▸ Exercise objective: Copy every line of the data in which the word "Based" occurs.

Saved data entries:
§

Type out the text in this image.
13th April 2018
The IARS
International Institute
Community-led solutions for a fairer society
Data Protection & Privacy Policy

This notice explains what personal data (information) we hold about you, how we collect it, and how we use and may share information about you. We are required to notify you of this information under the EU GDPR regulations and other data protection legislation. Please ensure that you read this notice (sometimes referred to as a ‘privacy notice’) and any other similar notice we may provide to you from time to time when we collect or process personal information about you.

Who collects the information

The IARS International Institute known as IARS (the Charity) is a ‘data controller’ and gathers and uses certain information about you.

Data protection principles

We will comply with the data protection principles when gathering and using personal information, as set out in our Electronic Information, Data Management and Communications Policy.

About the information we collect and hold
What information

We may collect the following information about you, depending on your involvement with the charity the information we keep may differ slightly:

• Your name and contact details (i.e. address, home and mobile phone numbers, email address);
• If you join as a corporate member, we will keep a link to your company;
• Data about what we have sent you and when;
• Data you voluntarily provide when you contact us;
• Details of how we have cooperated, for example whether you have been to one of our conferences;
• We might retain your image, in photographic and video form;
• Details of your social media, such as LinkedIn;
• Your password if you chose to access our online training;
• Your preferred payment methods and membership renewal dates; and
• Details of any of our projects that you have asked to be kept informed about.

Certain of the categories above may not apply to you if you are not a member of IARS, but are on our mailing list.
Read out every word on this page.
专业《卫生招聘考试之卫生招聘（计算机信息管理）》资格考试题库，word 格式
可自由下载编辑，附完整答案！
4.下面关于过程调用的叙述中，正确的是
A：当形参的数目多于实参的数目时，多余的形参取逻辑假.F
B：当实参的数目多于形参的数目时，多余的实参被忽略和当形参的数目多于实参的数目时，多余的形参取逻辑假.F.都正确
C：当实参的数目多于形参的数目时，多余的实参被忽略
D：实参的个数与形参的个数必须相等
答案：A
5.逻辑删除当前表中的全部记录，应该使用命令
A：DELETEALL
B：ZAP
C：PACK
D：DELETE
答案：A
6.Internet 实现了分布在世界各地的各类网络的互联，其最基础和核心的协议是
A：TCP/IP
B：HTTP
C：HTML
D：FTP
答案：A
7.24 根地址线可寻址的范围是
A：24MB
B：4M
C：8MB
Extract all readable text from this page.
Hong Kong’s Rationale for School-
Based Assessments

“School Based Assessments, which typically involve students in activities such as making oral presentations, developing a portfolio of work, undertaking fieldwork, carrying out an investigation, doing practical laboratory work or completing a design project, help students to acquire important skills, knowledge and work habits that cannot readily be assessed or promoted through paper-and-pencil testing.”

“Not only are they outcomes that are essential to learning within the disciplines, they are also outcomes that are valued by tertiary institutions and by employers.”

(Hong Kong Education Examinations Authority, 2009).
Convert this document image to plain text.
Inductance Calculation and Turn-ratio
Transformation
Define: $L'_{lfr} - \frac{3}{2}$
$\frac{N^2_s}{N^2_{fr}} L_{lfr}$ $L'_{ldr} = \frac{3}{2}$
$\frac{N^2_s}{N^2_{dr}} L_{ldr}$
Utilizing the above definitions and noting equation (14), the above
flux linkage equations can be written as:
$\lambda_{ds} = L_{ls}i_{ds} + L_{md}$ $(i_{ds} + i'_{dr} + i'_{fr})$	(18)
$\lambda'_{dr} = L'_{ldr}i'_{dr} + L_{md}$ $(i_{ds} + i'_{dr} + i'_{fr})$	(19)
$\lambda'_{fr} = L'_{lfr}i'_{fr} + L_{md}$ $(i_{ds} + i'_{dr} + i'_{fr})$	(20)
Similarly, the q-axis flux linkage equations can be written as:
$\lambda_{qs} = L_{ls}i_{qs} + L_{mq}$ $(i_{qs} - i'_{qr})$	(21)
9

§

▸ Result of the task:
Based Assessments
“School Based Assessments, which typically involve students in activities such as making oral presentations, developing a portfolio of work, undertaking fieldwork, carrying out an investigation, doing practical laboratory work or completing a design project, help students to acquire important skills, knowledge and work habits that cannot readily be assessed or promoted through paper-and-pencil testing.”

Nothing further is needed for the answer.